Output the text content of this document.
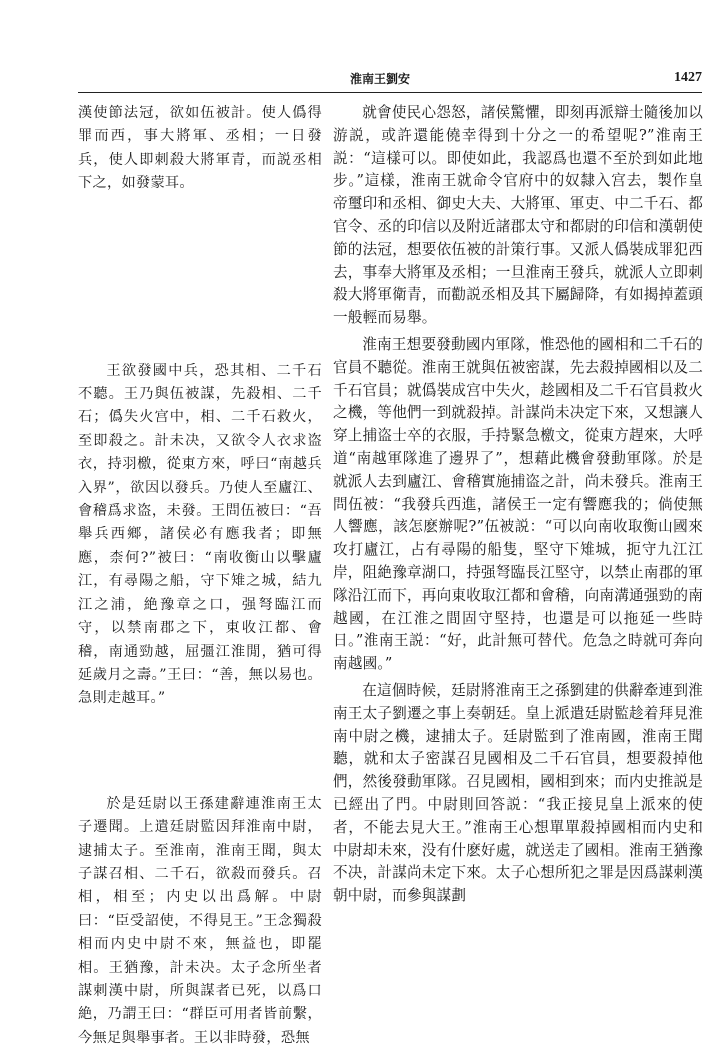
淮南王劉安	1427

漢使節法冠，欲如伍被計。使人僞得罪而西，事大將軍、丞相；一日發兵，使人即刺殺大將軍青，而説丞相下之，如發蒙耳。

王欲發國中兵，恐其相、二千石不聽。王乃與伍被謀，先殺相、二千石；僞失火宫中，相、二千石救火，至即殺之。計未决，又欲令人衣求盗衣，持羽檄，從東方來，呼曰“南越兵入界”，欲因以發兵。乃使人至廬江、會稽爲求盗，未發。王問伍被曰：“吾舉兵西鄉，諸侯必有應我者；即無應，柰何?”被曰：“南收衡山以擊廬江，有尋陽之船，守下雉之城，結九江之浦，絶豫章之口，强弩臨江而守，以禁南郡之下，東收江都、會稽，南通勁越，屈彊江淮閒，猶可得延歲月之壽。”王曰：“善，無以易也。急則走越耳。”

於是廷尉以王孫建辭連淮南王太子遷聞。上遣廷尉監因拜淮南中尉，逮捕太子。至淮南，淮南王聞，與太子謀召相、二千石，欲殺而發兵。召相，相至；内史以出爲解。中尉曰：“臣受詔使，不得見王。”王念獨殺相而内史中尉不來，無益也，即罷相。王猶豫，計未决。太子念所坐者謀刺漢中尉，所與謀者已死，以爲口絶，乃謂王曰：“群臣可用者皆前繫，今無足與舉事者。王以非時發，恐無

就會使民心怨怒，諸侯驚懼，即刻再派辯士隨後加以游説，或許還能僥幸得到十分之一的希望呢?”淮南王説：“這樣可以。即使如此，我認爲也還不至於到如此地步。”這樣，淮南王就命令官府中的奴隸入宫去，製作皇帝璽印和丞相、御史大夫、大將軍、軍吏、中二千石、都官令、丞的印信以及附近諸郡太守和都尉的印信和漢朝使節的法冠，想要依伍被的計策行事。又派人僞裝成罪犯西去，事奉大將軍及丞相；一旦淮南王發兵，就派人立即刺殺大將軍衛青，而勸説丞相及其下屬歸降，有如揭掉蓋頭一般輕而易舉。

淮南王想要發動國内軍隊，惟恐他的國相和二千石的官員不聽從。淮南王就與伍被密謀，先去殺掉國相以及二千石官員；就僞裝成宫中失火，趁國相及二千石官員救火之機，等他們一到就殺掉。計謀尚未决定下來，又想讓人穿上捕盗士卒的衣服，手持緊急檄文，從東方趕來，大呼道“南越軍隊進了邊界了”，想藉此機會發動軍隊。於是就派人去到廬江、會稽實施捕盗之計，尚未發兵。淮南王問伍被：“我發兵西進，諸侯王一定有響應我的；倘使無人響應，該怎麽辦呢?”伍被説：“可以向南收取衡山國來攻打廬江，占有尋陽的船隻，堅守下雉城，扼守九江江岸，阻絶豫章湖口，持强弩臨長江堅守，以禁止南郡的軍隊沿江而下，再向東收取江都和會稽，向南溝通强勁的南越國，在江淮之間固守堅持，也還是可以拖延一些時日。”淮南王説：“好，此計無可替代。危急之時就可奔向南越國。”

在這個時候，廷尉將淮南王之孫劉建的供辭牽連到淮南王太子劉遷之事上奏朝廷。皇上派遣廷尉監趁着拜見淮南中尉之機，逮捕太子。廷尉監到了淮南國，淮南王聞聽，就和太子密謀召見國相及二千石官員，想要殺掉他們，然後發動軍隊。召見國相，國相到來；而内史推説是已經出了門。中尉則回答説：“我正接見皇上派來的使者，不能去見大王。”淮南王心想單單殺掉國相而内史和中尉却未來，没有什麽好處，就送走了國相。淮南王猶豫不决，計謀尚未定下來。太子心想所犯之罪是因爲謀刺漢朝中尉，而參與謀劃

_ _ _ _

What is expected:
Where a line in the material above holds "淮南王説", copy that line.

Exercise result:
就會使民心怨怒，諸侯驚懼，即刻再派辯士隨後加以游説，或許還能僥幸得到十分之一的希望呢?”淮南王説：“這樣可以。即使如此，我認爲也還不至於到如此地步。”這樣，淮南王就命令官府中的奴隸入宫去，製作皇帝璽印和丞相、御史大夫、大將軍、軍吏、中二千石、都官令、丞的印信以及附近諸郡太守和都尉的印信和漢朝使節的法冠，想要依伍被的計策行事。又派人僞裝成罪犯西去，事奉大將軍及丞相；一旦淮南王發兵，就派人立即刺殺大將軍衛青，而勸説丞相及其下屬歸降，有如揭掉蓋頭一般輕而易舉。
淮南王想要發動國内軍隊，惟恐他的國相和二千石的官員不聽從。淮南王就與伍被密謀，先去殺掉國相以及二千石官員；就僞裝成宫中失火，趁國相及二千石官員救火之機，等他們一到就殺掉。計謀尚未决定下來，又想讓人穿上捕盗士卒的衣服，手持緊急檄文，從東方趕來，大呼道“南越軍隊進了邊界了”，想藉此機會發動軍隊。於是就派人去到廬江、會稽實施捕盗之計，尚未發兵。淮南王問伍被：“我發兵西進，諸侯王一定有響應我的；倘使無人響應，該怎麽辦呢?”伍被説：“可以向南收取衡山國來攻打廬江，占有尋陽的船隻，堅守下雉城，扼守九江江岸，阻絶豫章湖口，持强弩臨長江堅守，以禁止南郡的軍隊沿江而下，再向東收取江都和會稽，向南溝通强勁的南越國，在江淮之間固守堅持，也還是可以拖延一些時日。”淮南王説：“好，此計無可替代。危急之時就可奔向南越國。”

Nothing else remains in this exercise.